▶ _REQUIREMENTS_
Skip the pictures. Repeat everything else in the records word for word.

-- Start --

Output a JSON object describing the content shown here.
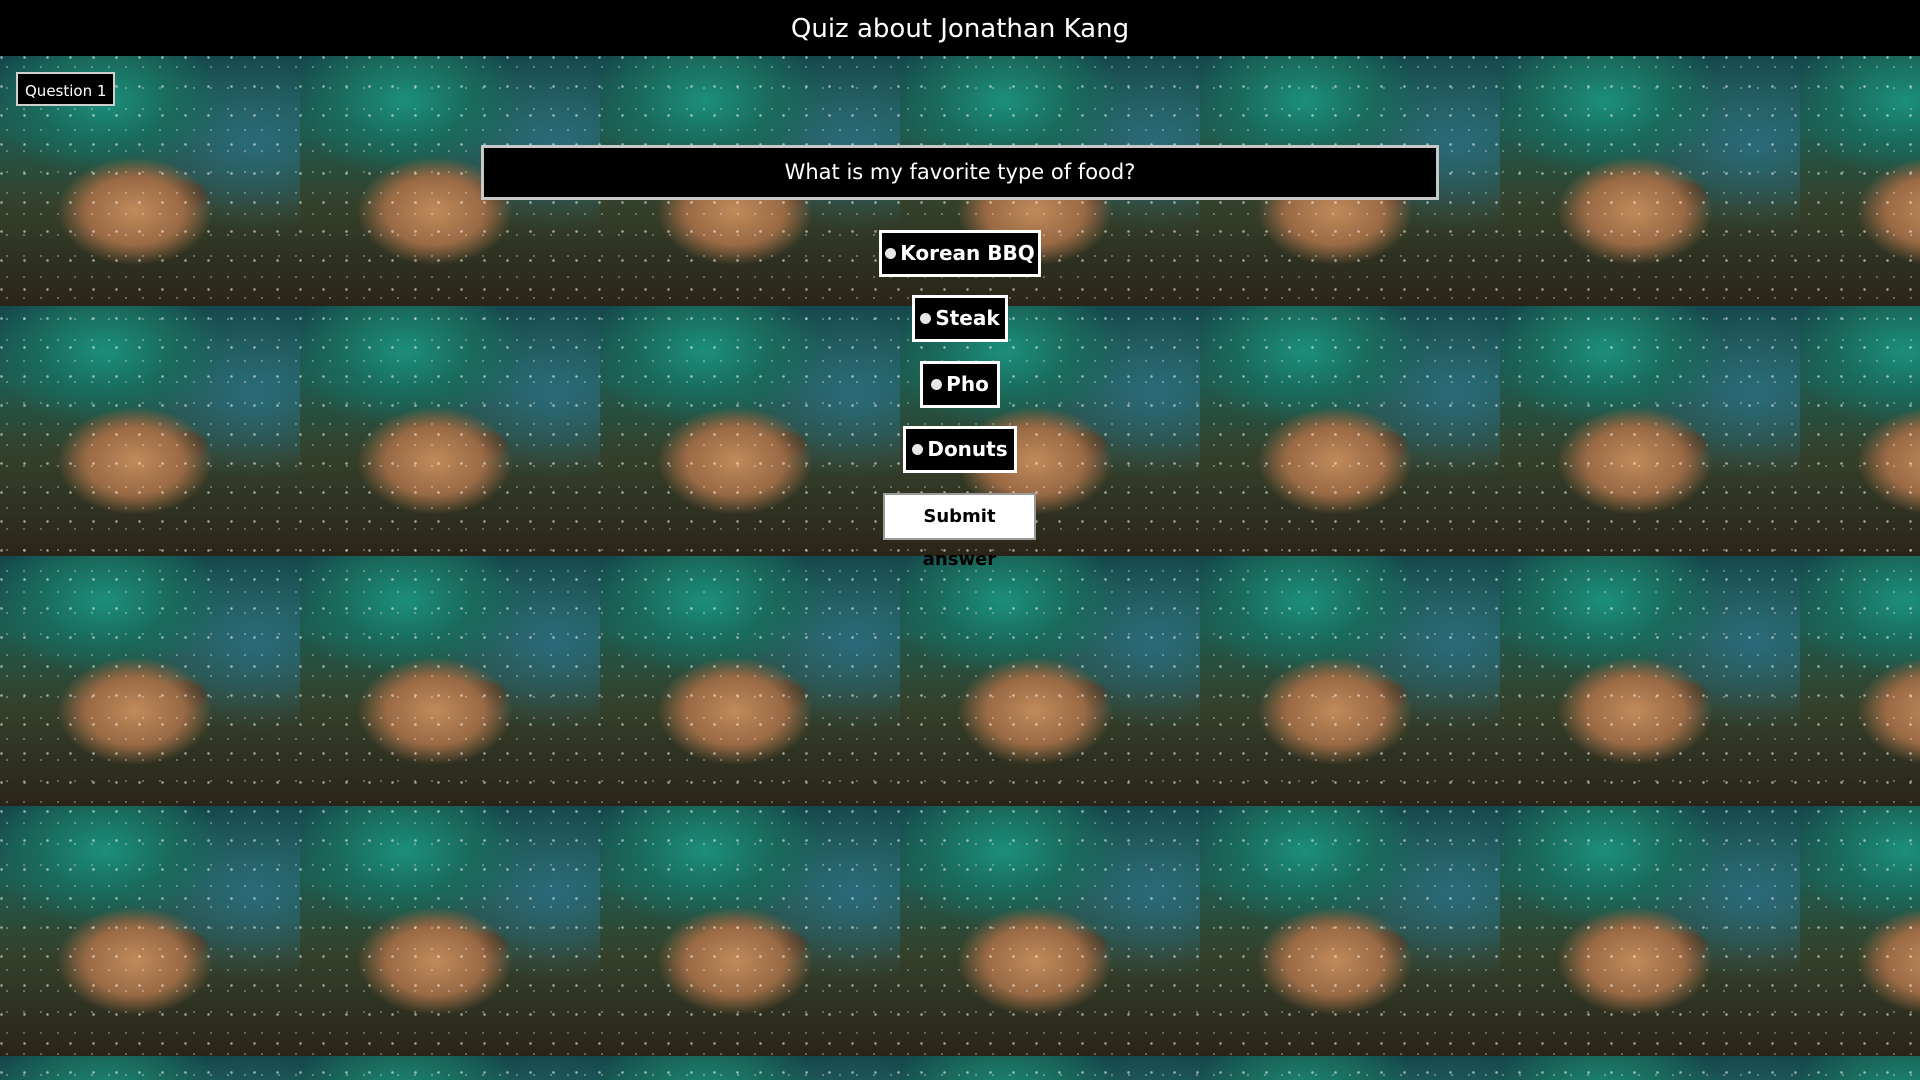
{
  "app": {
    "title": "Quiz about Jonathan Kang"
  },
  "quiz": {
    "question_badge": "Question 1",
    "question_text": "What is my favorite type of food?",
    "options": [
      {
        "label": "Korean BBQ",
        "selected": false
      },
      {
        "label": "Steak",
        "selected": false
      },
      {
        "label": "Pho",
        "selected": false
      },
      {
        "label": "Donuts",
        "selected": false
      }
    ],
    "submit_label": "Submit answer"
  },
  "theme": {
    "bar_color": "#000000",
    "text_color": "#ffffff",
    "background_motif": "space-cat-tiled-image"
  }
}
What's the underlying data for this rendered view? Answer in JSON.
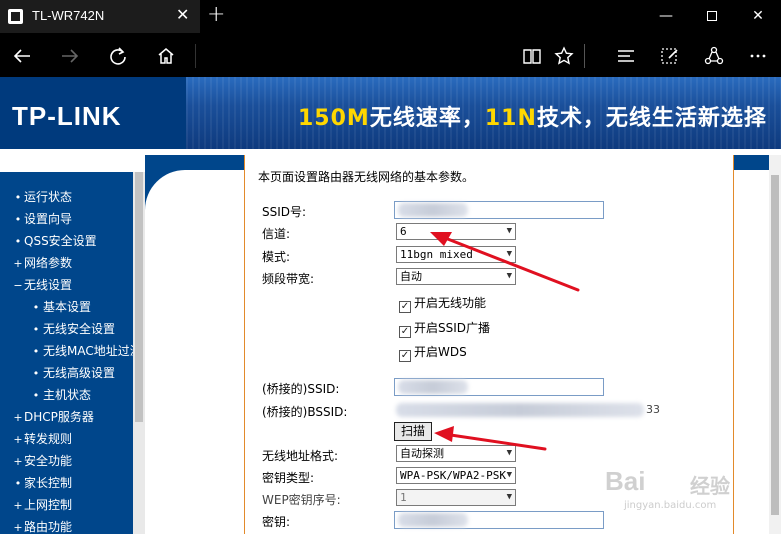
{
  "browser": {
    "tab_title": "TL-WR742N",
    "close_tab_glyph": "✕",
    "new_tab_glyph": "+",
    "window": {
      "minimize": "—",
      "close": "✕"
    }
  },
  "banner": {
    "logo": "TP-LINK",
    "slogan_part1": "150M",
    "slogan_part2": "无线速率，",
    "slogan_part3": "11N",
    "slogan_part4": "技术，无线生活新选择"
  },
  "sidebar": {
    "items": [
      {
        "label": "运行状态",
        "bullet": "•",
        "level": "top"
      },
      {
        "label": "设置向导",
        "bullet": "•",
        "level": "top"
      },
      {
        "label": "QSS安全设置",
        "bullet": "•",
        "level": "top"
      },
      {
        "label": "网络参数",
        "bullet": "+",
        "level": "top"
      },
      {
        "label": "无线设置",
        "bullet": "−",
        "level": "top"
      },
      {
        "label": "基本设置",
        "bullet": "•",
        "level": "sub"
      },
      {
        "label": "无线安全设置",
        "bullet": "•",
        "level": "sub"
      },
      {
        "label": "无线MAC地址过滤",
        "bullet": "•",
        "level": "sub"
      },
      {
        "label": "无线高级设置",
        "bullet": "•",
        "level": "sub"
      },
      {
        "label": "主机状态",
        "bullet": "•",
        "level": "sub"
      },
      {
        "label": "DHCP服务器",
        "bullet": "+",
        "level": "top"
      },
      {
        "label": "转发规则",
        "bullet": "+",
        "level": "top"
      },
      {
        "label": "安全功能",
        "bullet": "+",
        "level": "top"
      },
      {
        "label": "家长控制",
        "bullet": "•",
        "level": "top"
      },
      {
        "label": "上网控制",
        "bullet": "+",
        "level": "top"
      },
      {
        "label": "路由功能",
        "bullet": "+",
        "level": "top"
      }
    ]
  },
  "form": {
    "intro": "本页面设置路由器无线网络的基本参数。",
    "ssid_label": "SSID号:",
    "channel_label": "信道:",
    "channel_value": "6",
    "mode_label": "模式:",
    "mode_value": "11bgn mixed",
    "bandwidth_label": "频段带宽:",
    "bandwidth_value": "自动",
    "enable_wireless": "开启无线功能",
    "enable_ssid_broadcast": "开启SSID广播",
    "enable_wds": "开启WDS",
    "check_glyph": "✓",
    "bridge_ssid_label": "(桥接的)SSID:",
    "bridge_bssid_label": "(桥接的)BSSID:",
    "bridge_bssid_tail": "33",
    "scan_button": "扫描",
    "addr_format_label": "无线地址格式:",
    "addr_format_value": "自动探测",
    "key_type_label": "密钥类型:",
    "key_type_value": "WPA-PSK/WPA2-PSK",
    "wep_index_label": "WEP密钥序号:",
    "wep_index_value": "1",
    "key_label": "密钥:"
  },
  "watermark": {
    "brand": "Bai",
    "brand2": "经验",
    "url": "jingyan.baidu.com"
  },
  "colors": {
    "sidebar_bg": "#00468b",
    "panel_border": "#e28a2b",
    "arrow": "#e01020",
    "slogan_highlight": "#ffd700"
  }
}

-- End --

▶ _RESPONSE TO THE TASK_
Output a JSON object describing the content shown here.
{
  "app": {
    "title": "Quiz about Jonathan Kang"
  },
  "quiz": {
    "question_badge": "Question 1",
    "question_text": "What is my favorite type of food?",
    "options": [
      {
        "label": "Korean BBQ",
        "selected": false
      },
      {
        "label": "Steak",
        "selected": false
      },
      {
        "label": "Pho",
        "selected": false
      },
      {
        "label": "Donuts",
        "selected": false
      }
    ],
    "submit_label": "Submit answer"
  },
  "theme": {
    "bar_color": "#000000",
    "text_color": "#ffffff",
    "background_motif": "space-cat-tiled-image"
  }
}
What's the underlying data for this rendered view? Answer in JSON.
{
  "browser": {
    "tab_title": "TL-WR742N",
    "close_tab_glyph": "✕",
    "new_tab_glyph": "+",
    "window": {
      "minimize": "—",
      "close": "✕"
    }
  },
  "banner": {
    "logo": "TP-LINK",
    "slogan_part1": "150M",
    "slogan_part2": "无线速率，",
    "slogan_part3": "11N",
    "slogan_part4": "技术，无线生活新选择"
  },
  "sidebar": {
    "items": [
      {
        "label": "运行状态",
        "bullet": "•",
        "level": "top"
      },
      {
        "label": "设置向导",
        "bullet": "•",
        "level": "top"
      },
      {
        "label": "QSS安全设置",
        "bullet": "•",
        "level": "top"
      },
      {
        "label": "网络参数",
        "bullet": "+",
        "level": "top"
      },
      {
        "label": "无线设置",
        "bullet": "−",
        "level": "top"
      },
      {
        "label": "基本设置",
        "bullet": "•",
        "level": "sub"
      },
      {
        "label": "无线安全设置",
        "bullet": "•",
        "level": "sub"
      },
      {
        "label": "无线MAC地址过滤",
        "bullet": "•",
        "level": "sub"
      },
      {
        "label": "无线高级设置",
        "bullet": "•",
        "level": "sub"
      },
      {
        "label": "主机状态",
        "bullet": "•",
        "level": "sub"
      },
      {
        "label": "DHCP服务器",
        "bullet": "+",
        "level": "top"
      },
      {
        "label": "转发规则",
        "bullet": "+",
        "level": "top"
      },
      {
        "label": "安全功能",
        "bullet": "+",
        "level": "top"
      },
      {
        "label": "家长控制",
        "bullet": "•",
        "level": "top"
      },
      {
        "label": "上网控制",
        "bullet": "+",
        "level": "top"
      },
      {
        "label": "路由功能",
        "bullet": "+",
        "level": "top"
      }
    ]
  },
  "form": {
    "intro": "本页面设置路由器无线网络的基本参数。",
    "ssid_label": "SSID号:",
    "channel_label": "信道:",
    "channel_value": "6",
    "mode_label": "模式:",
    "mode_value": "11bgn mixed",
    "bandwidth_label": "频段带宽:",
    "bandwidth_value": "自动",
    "enable_wireless": "开启无线功能",
    "enable_ssid_broadcast": "开启SSID广播",
    "enable_wds": "开启WDS",
    "check_glyph": "✓",
    "bridge_ssid_label": "(桥接的)SSID:",
    "bridge_bssid_label": "(桥接的)BSSID:",
    "bridge_bssid_tail": "33",
    "scan_button": "扫描",
    "addr_format_label": "无线地址格式:",
    "addr_format_value": "自动探测",
    "key_type_label": "密钥类型:",
    "key_type_value": "WPA-PSK/WPA2-PSK",
    "wep_index_label": "WEP密钥序号:",
    "wep_index_value": "1",
    "key_label": "密钥:"
  },
  "watermark": {
    "brand": "Bai",
    "brand2": "经验",
    "url": "jingyan.baidu.com"
  },
  "colors": {
    "sidebar_bg": "#00468b",
    "panel_border": "#e28a2b",
    "arrow": "#e01020",
    "slogan_highlight": "#ffd700"
  }
}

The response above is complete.